*What to work on*.
Scan the material that follows. Copy every line containing the word "JSON".

** START Dataset rows **

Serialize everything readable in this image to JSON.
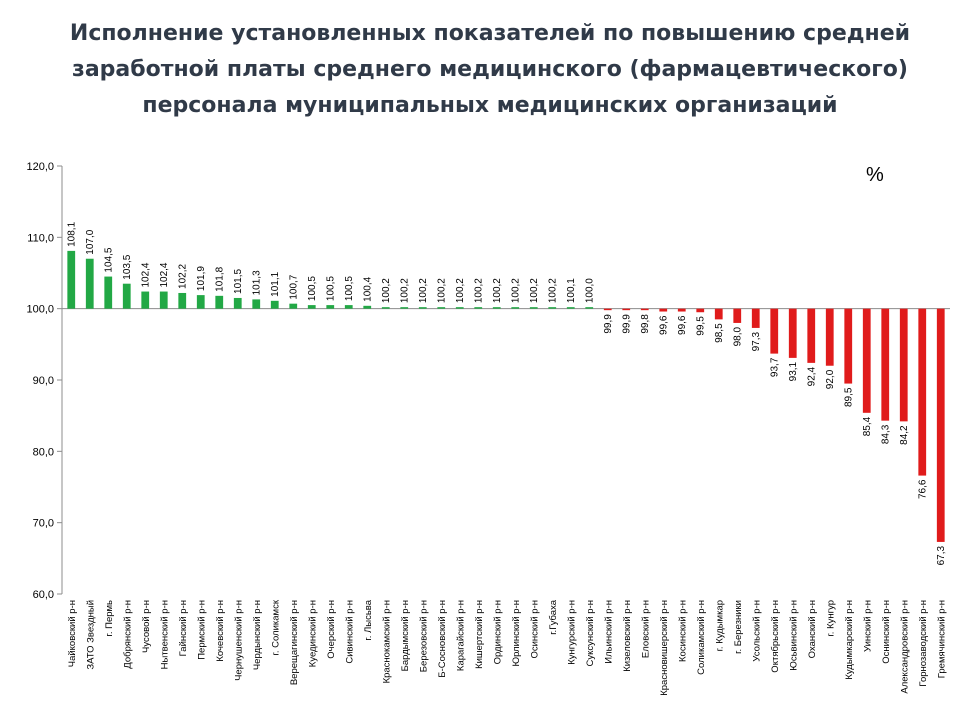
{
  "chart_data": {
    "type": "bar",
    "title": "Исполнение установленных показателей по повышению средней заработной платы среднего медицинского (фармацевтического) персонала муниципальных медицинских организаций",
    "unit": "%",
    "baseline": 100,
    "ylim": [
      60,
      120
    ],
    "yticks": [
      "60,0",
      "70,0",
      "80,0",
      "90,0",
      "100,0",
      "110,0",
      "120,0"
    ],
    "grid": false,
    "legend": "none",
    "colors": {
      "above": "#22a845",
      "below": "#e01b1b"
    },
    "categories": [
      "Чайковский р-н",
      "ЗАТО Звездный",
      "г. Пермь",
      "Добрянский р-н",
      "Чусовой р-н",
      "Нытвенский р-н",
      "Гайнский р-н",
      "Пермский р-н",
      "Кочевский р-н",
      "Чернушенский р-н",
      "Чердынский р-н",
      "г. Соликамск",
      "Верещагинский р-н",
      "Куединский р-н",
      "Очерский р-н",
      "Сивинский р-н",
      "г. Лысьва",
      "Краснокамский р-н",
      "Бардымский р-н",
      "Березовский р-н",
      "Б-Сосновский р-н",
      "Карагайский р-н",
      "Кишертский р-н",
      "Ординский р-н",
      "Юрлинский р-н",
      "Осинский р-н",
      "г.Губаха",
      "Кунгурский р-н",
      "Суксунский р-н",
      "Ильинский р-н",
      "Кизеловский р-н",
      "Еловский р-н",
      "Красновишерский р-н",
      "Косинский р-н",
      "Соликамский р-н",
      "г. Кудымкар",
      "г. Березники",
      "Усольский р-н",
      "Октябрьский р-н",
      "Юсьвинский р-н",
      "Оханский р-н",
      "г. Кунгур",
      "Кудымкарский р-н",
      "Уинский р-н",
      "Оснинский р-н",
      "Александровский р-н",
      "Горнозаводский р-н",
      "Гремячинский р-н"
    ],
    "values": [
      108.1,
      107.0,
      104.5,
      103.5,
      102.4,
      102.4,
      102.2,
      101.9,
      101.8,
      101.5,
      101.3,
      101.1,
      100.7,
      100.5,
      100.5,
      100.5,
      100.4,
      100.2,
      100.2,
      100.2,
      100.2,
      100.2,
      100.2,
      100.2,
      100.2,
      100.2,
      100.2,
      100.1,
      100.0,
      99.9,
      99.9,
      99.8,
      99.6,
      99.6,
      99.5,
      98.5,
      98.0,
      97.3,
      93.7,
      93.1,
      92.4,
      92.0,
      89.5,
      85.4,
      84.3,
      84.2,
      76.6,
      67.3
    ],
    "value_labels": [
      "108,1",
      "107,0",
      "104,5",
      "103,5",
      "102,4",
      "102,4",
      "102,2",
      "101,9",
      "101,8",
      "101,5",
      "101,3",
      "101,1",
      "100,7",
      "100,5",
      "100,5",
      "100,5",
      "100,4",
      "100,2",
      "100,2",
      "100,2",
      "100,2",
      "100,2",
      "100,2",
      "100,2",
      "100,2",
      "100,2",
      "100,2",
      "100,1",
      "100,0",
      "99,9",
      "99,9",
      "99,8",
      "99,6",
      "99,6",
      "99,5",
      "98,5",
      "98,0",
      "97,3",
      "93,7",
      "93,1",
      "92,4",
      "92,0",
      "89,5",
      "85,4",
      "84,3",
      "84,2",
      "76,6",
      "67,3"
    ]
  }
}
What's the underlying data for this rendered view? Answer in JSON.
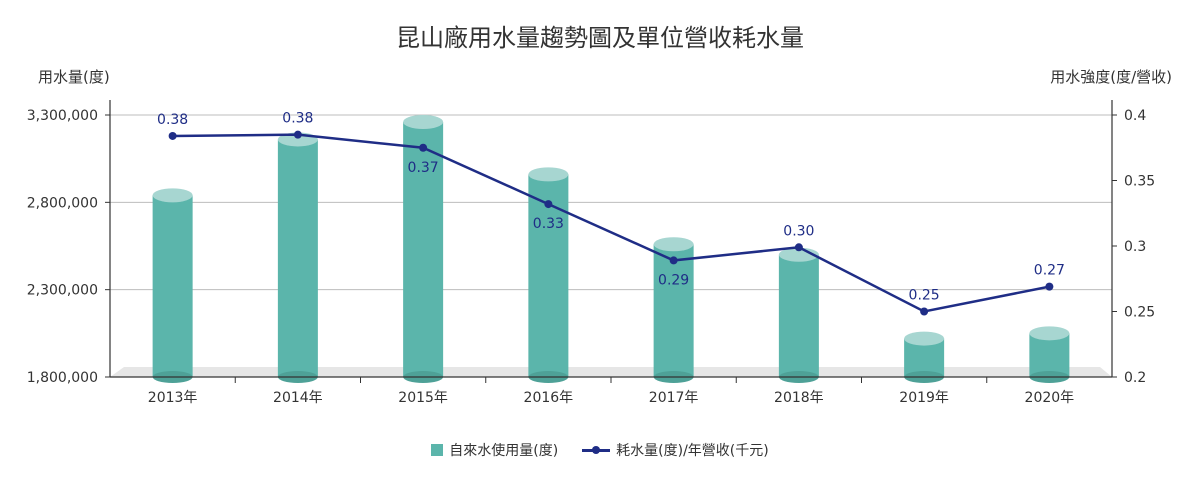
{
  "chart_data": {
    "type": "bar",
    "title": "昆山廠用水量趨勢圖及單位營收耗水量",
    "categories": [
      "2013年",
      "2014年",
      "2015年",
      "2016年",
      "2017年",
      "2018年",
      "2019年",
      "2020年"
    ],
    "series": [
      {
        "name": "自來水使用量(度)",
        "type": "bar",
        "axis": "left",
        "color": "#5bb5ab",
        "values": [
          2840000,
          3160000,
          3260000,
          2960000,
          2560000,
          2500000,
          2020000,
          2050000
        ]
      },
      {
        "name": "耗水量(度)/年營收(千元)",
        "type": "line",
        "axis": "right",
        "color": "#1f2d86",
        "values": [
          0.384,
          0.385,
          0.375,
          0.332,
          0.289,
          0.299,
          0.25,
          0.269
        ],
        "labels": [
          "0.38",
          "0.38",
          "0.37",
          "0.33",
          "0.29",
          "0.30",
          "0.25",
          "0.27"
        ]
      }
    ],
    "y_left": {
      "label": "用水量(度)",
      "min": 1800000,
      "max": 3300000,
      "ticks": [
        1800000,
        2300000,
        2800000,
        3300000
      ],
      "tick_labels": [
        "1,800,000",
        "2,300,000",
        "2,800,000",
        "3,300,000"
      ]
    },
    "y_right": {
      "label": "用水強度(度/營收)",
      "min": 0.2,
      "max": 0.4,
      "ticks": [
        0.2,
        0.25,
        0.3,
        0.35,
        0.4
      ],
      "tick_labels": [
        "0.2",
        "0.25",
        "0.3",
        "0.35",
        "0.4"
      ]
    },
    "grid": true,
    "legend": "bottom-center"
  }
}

** END Dataset rows **

*Result of this task*.
Serialize everything readable in this image to JSON.
What's the underlying data for this rendered view? Answer in JSON.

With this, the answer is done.